> **RECORD LIST**:
<<<<

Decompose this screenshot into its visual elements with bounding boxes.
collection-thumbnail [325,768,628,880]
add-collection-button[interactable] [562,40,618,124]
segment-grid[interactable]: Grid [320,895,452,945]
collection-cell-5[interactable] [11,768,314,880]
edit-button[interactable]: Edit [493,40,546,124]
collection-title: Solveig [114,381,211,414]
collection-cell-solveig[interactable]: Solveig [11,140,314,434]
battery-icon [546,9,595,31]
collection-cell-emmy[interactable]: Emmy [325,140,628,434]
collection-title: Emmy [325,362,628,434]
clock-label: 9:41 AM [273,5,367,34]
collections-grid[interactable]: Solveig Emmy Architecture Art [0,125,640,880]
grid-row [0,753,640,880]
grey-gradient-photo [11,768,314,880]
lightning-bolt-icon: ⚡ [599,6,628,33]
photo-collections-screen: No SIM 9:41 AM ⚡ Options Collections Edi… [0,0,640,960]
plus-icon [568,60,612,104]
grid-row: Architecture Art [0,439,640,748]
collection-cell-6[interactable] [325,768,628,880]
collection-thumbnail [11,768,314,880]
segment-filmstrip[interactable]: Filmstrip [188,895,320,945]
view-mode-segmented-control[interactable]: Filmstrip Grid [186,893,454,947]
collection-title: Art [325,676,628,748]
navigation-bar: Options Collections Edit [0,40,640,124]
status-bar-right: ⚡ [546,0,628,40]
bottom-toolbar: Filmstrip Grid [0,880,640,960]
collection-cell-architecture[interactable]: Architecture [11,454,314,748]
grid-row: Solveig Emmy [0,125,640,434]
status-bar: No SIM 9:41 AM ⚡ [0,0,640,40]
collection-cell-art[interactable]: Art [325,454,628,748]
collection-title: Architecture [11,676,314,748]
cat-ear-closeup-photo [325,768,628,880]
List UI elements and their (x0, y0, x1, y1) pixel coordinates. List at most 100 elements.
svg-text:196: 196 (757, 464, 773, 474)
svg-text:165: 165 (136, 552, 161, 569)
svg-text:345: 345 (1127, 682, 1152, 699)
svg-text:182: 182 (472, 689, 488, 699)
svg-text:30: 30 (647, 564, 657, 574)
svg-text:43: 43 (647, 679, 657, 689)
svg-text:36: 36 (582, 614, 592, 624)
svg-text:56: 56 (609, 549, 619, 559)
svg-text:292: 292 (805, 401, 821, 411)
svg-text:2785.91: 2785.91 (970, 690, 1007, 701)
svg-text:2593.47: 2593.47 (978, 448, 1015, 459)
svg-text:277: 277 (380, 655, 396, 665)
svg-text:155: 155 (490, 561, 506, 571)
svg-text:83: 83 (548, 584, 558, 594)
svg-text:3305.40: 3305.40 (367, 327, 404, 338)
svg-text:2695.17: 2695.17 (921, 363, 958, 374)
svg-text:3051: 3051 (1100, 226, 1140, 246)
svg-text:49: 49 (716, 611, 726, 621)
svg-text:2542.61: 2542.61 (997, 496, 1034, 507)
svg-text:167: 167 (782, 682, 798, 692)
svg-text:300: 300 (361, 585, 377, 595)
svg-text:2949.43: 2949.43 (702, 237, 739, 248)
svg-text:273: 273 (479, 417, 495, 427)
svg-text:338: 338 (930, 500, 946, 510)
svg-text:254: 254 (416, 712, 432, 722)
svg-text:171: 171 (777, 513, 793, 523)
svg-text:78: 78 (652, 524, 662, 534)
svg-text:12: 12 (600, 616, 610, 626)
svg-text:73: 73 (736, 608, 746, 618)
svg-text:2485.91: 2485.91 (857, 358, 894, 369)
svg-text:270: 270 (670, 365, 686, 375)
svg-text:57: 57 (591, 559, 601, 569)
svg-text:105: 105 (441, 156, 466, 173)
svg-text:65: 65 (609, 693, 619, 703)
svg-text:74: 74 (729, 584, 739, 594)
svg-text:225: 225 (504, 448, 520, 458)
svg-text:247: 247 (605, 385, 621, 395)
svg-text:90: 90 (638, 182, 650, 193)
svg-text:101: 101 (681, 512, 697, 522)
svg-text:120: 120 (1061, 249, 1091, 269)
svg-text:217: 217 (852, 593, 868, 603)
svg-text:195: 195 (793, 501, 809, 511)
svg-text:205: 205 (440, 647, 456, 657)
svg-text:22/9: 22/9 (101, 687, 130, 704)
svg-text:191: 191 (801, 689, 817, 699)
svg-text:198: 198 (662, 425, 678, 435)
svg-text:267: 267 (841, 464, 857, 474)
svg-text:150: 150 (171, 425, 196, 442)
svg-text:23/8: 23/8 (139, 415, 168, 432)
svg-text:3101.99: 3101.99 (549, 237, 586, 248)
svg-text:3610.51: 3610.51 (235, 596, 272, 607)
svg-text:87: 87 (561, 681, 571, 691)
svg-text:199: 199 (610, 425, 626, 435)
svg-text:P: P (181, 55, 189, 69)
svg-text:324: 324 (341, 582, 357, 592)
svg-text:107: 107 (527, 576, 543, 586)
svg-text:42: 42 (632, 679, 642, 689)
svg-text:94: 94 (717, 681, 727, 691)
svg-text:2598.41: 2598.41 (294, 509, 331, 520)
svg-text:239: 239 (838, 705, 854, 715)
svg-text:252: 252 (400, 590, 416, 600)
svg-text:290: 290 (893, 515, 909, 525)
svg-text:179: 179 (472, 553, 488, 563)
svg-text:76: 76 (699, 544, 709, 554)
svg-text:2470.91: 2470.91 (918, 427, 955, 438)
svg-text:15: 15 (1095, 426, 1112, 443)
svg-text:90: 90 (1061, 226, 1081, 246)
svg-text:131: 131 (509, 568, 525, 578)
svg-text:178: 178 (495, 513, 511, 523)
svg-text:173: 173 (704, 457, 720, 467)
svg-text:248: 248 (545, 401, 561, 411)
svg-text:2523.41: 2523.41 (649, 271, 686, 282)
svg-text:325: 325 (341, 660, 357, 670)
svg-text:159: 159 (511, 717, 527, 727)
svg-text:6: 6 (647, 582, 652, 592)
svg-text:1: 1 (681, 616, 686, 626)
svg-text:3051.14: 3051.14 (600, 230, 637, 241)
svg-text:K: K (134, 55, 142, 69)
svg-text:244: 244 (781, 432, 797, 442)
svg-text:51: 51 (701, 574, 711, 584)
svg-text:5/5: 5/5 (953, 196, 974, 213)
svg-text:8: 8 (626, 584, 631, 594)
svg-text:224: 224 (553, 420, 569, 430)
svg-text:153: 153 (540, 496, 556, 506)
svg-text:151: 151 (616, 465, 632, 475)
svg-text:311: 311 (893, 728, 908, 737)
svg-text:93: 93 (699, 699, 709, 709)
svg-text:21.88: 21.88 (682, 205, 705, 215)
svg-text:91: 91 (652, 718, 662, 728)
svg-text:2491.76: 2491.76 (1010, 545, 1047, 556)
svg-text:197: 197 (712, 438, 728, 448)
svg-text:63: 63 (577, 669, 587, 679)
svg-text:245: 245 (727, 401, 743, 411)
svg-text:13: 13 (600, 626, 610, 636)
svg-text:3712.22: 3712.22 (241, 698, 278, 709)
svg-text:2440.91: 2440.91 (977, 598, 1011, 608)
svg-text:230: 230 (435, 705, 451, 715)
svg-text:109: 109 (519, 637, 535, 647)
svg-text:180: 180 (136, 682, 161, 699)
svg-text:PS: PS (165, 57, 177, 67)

>>>>

Swap "collection-title" for "album-title" wherever it occurs in the items, and give the lines again with nothing else altered.

> **REPLY**:
Decompose this screenshot into its visual elements with bounding boxes.
collection-thumbnail [325,768,628,880]
add-collection-button[interactable] [562,40,618,124]
segment-grid[interactable]: Grid [320,895,452,945]
collection-cell-5[interactable] [11,768,314,880]
edit-button[interactable]: Edit [493,40,546,124]
album-title: Solveig [114,381,211,414]
collection-cell-solveig[interactable]: Solveig [11,140,314,434]
battery-icon [546,9,595,31]
collection-cell-emmy[interactable]: Emmy [325,140,628,434]
album-title: Emmy [325,362,628,434]
clock-label: 9:41 AM [273,5,367,34]
collections-grid[interactable]: Solveig Emmy Architecture Art [0,125,640,880]
grid-row [0,753,640,880]
grey-gradient-photo [11,768,314,880]
lightning-bolt-icon: ⚡ [599,6,628,33]
photo-collections-screen: No SIM 9:41 AM ⚡ Options Collections Edi… [0,0,640,960]
plus-icon [568,60,612,104]
grid-row: Architecture Art [0,439,640,748]
collection-cell-6[interactable] [325,768,628,880]
collection-thumbnail [11,768,314,880]
segment-filmstrip[interactable]: Filmstrip [188,895,320,945]
view-mode-segmented-control[interactable]: Filmstrip Grid [186,893,454,947]
album-title: Art [325,676,628,748]
navigation-bar: Options Collections Edit [0,40,640,124]
status-bar-right: ⚡ [546,0,628,40]
bottom-toolbar: Filmstrip Grid [0,880,640,960]
collection-cell-architecture[interactable]: Architecture [11,454,314,748]
grid-row: Solveig Emmy [0,125,640,434]
status-bar: No SIM 9:41 AM ⚡ [0,0,640,40]
collection-cell-art[interactable]: Art [325,454,628,748]
album-title: Architecture [11,676,314,748]
cat-ear-closeup-photo [325,768,628,880]
List UI elements and their (x0, y0, x1, y1) pixel coordinates. List at most 100 elements.
svg-text:196: 196 (757, 464, 773, 474)
svg-text:165: 165 (136, 552, 161, 569)
svg-text:345: 345 (1127, 682, 1152, 699)
svg-text:182: 182 (472, 689, 488, 699)
svg-text:30: 30 (647, 564, 657, 574)
svg-text:43: 43 (647, 679, 657, 689)
svg-text:36: 36 (582, 614, 592, 624)
svg-text:56: 56 (609, 549, 619, 559)
svg-text:292: 292 (805, 401, 821, 411)
svg-text:2785.91: 2785.91 (970, 690, 1007, 701)
svg-text:2593.47: 2593.47 (978, 448, 1015, 459)
svg-text:277: 277 (380, 655, 396, 665)
svg-text:155: 155 (490, 561, 506, 571)
svg-text:83: 83 (548, 584, 558, 594)
svg-text:3305.40: 3305.40 (367, 327, 404, 338)
svg-text:2695.17: 2695.17 (921, 363, 958, 374)
svg-text:3051: 3051 (1100, 226, 1140, 246)
svg-text:49: 49 (716, 611, 726, 621)
svg-text:2542.61: 2542.61 (997, 496, 1034, 507)
svg-text:167: 167 (782, 682, 798, 692)
svg-text:300: 300 (361, 585, 377, 595)
svg-text:2949.43: 2949.43 (702, 237, 739, 248)
svg-text:273: 273 (479, 417, 495, 427)
svg-text:338: 338 (930, 500, 946, 510)
svg-text:254: 254 (416, 712, 432, 722)
svg-text:171: 171 (777, 513, 793, 523)
svg-text:78: 78 (652, 524, 662, 534)
svg-text:12: 12 (600, 616, 610, 626)
svg-text:73: 73 (736, 608, 746, 618)
svg-text:2485.91: 2485.91 (857, 358, 894, 369)
svg-text:270: 270 (670, 365, 686, 375)
svg-text:57: 57 (591, 559, 601, 569)
svg-text:105: 105 (441, 156, 466, 173)
svg-text:65: 65 (609, 693, 619, 703)
svg-text:74: 74 (729, 584, 739, 594)
svg-text:225: 225 (504, 448, 520, 458)
svg-text:247: 247 (605, 385, 621, 395)
svg-text:90: 90 (638, 182, 650, 193)
svg-text:101: 101 (681, 512, 697, 522)
svg-text:120: 120 (1061, 249, 1091, 269)
svg-text:217: 217 (852, 593, 868, 603)
svg-text:195: 195 (793, 501, 809, 511)
svg-text:205: 205 (440, 647, 456, 657)
svg-text:22/9: 22/9 (101, 687, 130, 704)
svg-text:191: 191 (801, 689, 817, 699)
svg-text:198: 198 (662, 425, 678, 435)
svg-text:267: 267 (841, 464, 857, 474)
svg-text:150: 150 (171, 425, 196, 442)
svg-text:23/8: 23/8 (139, 415, 168, 432)
svg-text:3101.99: 3101.99 (549, 237, 586, 248)
svg-text:3610.51: 3610.51 (235, 596, 272, 607)
svg-text:87: 87 (561, 681, 571, 691)
svg-text:199: 199 (610, 425, 626, 435)
svg-text:P: P (181, 55, 189, 69)
svg-text:324: 324 (341, 582, 357, 592)
svg-text:107: 107 (527, 576, 543, 586)
svg-text:42: 42 (632, 679, 642, 689)
svg-text:94: 94 (717, 681, 727, 691)
svg-text:2598.41: 2598.41 (294, 509, 331, 520)
svg-text:239: 239 (838, 705, 854, 715)
svg-text:252: 252 (400, 590, 416, 600)
svg-text:290: 290 (893, 515, 909, 525)
svg-text:179: 179 (472, 553, 488, 563)
svg-text:76: 76 (699, 544, 709, 554)
svg-text:2470.91: 2470.91 (918, 427, 955, 438)
svg-text:15: 15 (1095, 426, 1112, 443)
svg-text:90: 90 (1061, 226, 1081, 246)
svg-text:131: 131 (509, 568, 525, 578)
svg-text:178: 178 (495, 513, 511, 523)
svg-text:173: 173 (704, 457, 720, 467)
svg-text:248: 248 (545, 401, 561, 411)
svg-text:2523.41: 2523.41 (649, 271, 686, 282)
svg-text:325: 325 (341, 660, 357, 670)
svg-text:159: 159 (511, 717, 527, 727)
svg-text:6: 6 (647, 582, 652, 592)
svg-text:1: 1 (681, 616, 686, 626)
svg-text:3051.14: 3051.14 (600, 230, 637, 241)
svg-text:K: K (134, 55, 142, 69)
svg-text:244: 244 (781, 432, 797, 442)
svg-text:51: 51 (701, 574, 711, 584)
svg-text:5/5: 5/5 (953, 196, 974, 213)
svg-text:8: 8 (626, 584, 631, 594)
svg-text:224: 224 (553, 420, 569, 430)
svg-text:153: 153 (540, 496, 556, 506)
svg-text:151: 151 (616, 465, 632, 475)
svg-text:311: 311 (893, 728, 908, 737)
svg-text:93: 93 (699, 699, 709, 709)
svg-text:21.88: 21.88 (682, 205, 705, 215)
svg-text:91: 91 (652, 718, 662, 728)
svg-text:2491.76: 2491.76 (1010, 545, 1047, 556)
svg-text:197: 197 (712, 438, 728, 448)
svg-text:63: 63 (577, 669, 587, 679)
svg-text:245: 245 (727, 401, 743, 411)
svg-text:13: 13 (600, 626, 610, 636)
svg-text:3712.22: 3712.22 (241, 698, 278, 709)
svg-text:2440.91: 2440.91 (977, 598, 1011, 608)
svg-text:230: 230 (435, 705, 451, 715)
svg-text:109: 109 (519, 637, 535, 647)
svg-text:180: 180 (136, 682, 161, 699)
svg-text:PS: PS (165, 57, 177, 67)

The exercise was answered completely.